Set problem ->
Look through the data and write out every line with the word "後期製作" in it.

Part of a data file

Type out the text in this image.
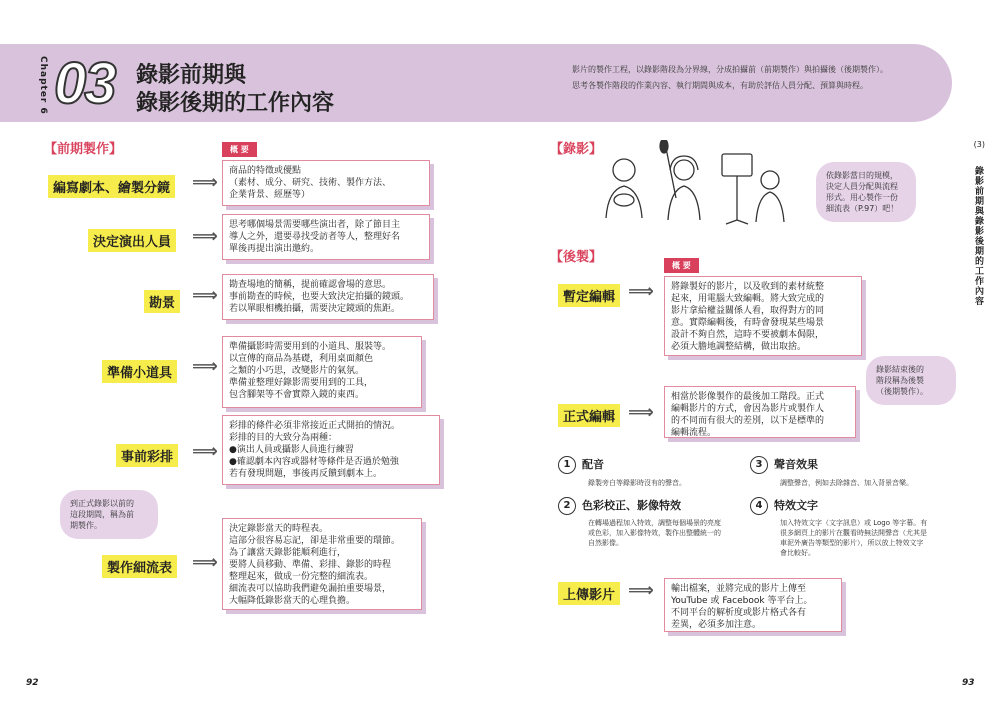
Chapter 6 03 錄影前期與
錄影後期的工作內容
影片的製作工程，以錄影階段為分界線，分成拍攝前（前期製作）與拍攝後（後期製作）。
思考各製作階段的作業內容、執行期間與成本，有助於評估人員分配、預算與時程。
【前期製作】	概 要
編寫劇本、繪製分鏡 ⟹
商品的特徵或優點
（素材、成分、研究、技術、製作方法、
企業背景、經歷等）
決定演出人員 ⟹
思考哪個場景需要哪些演出者，除了節目主
導人之外，還要尋找受訪者等人，整理好名
單後再提出演出邀約。
勘景 ⟹	勘查場地的簡稱，提前確認會場的意思。
事前勘查的時候，也要大致決定拍攝的鏡頭。
若以單眼相機拍攝，需要決定鏡頭的焦距。
準備小道具 ⟹
準備攝影時需要用到的小道具、服裝等。
以宣傳的商品為基礎，利用桌面顏色
之類的小巧思，改變影片的氣氛。
準備並整理好錄影需要用到的工具，
包含腳架等不會實際入鏡的東西。
事前彩排 ⟹
彩排的條件必須非常接近正式開拍的情況。
彩排的目的大致分為兩種：
●演出人員或攝影人員進行練習
●確認劇本內容或器材等條件是否過於勉強
若有發現問題，事後再反饋到劇本上。
到正式錄影以前的
這段期間，稱為前
期製作。
製作細流表 ⟹
決定錄影當天的時程表。
這部分很容易忘記，卻是非常重要的環節。
為了讓當天錄影能順利進行，
要將人員移動、準備、彩排、錄影的時程
整理起來，做成一份完整的細流表。
細流表可以協助我們避免漏拍重要場景，
大幅降低錄影當天的心理負擔。
92
【錄影】
依錄影當日的規模，
決定人員分配與流程
形式。用心製作一份
細流表（P.97）吧！
【後製】
概 要
暫定編輯 ⟹	將錄製好的影片，以及收到的素材統整
起來，用電腦大致編輯。將大致完成的
影片拿給權益關係人看，取得對方的同
意。實際編輯後，有時會發現某些場景
設計不夠自然，這時不要被劇本侷限，
必須大膽地調整結構，做出取捨。
錄影結束後的
階段稱為後製
（後期製作）。
正式編輯 ⟹
相當於影像製作的最後加工階段。正式
編輯影片的方式，會因為影片或製作人
的不同而有很大的差別，以下是標準的
編輯流程。
1 配音
錄製旁白等錄影時沒有的聲音。
3 聲音效果
調整聲音，例如去除雜音、加入背景音樂。
2 色彩校正、影像特效
在轉場過程加入特效，調整每個場景的亮度
或色彩，加入影像特效，製作出整體統一的
自然影像。
4 特效文字
加入特效文字（文字訊息）或 Logo 等字幕。有
很多網頁上的影片在觀看時無法開聲音（尤其是
車泥外廣告等類型的影片），所以放上特效文字
會比較好。
上傳影片 ⟹	輸出檔案，並將完成的影片上傳至
YouTube 或 Facebook 等平台上。
不同平台的解析度或影片格式各有
差異，必須多加注意。
(3)
錄影前期與錄影後期的工作內容
93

Answer to this exercise ->
影片的製作工程，以錄影階段為分界線，分成拍攝前（前期製作）與拍攝後（後期製作）。
（後期製作）。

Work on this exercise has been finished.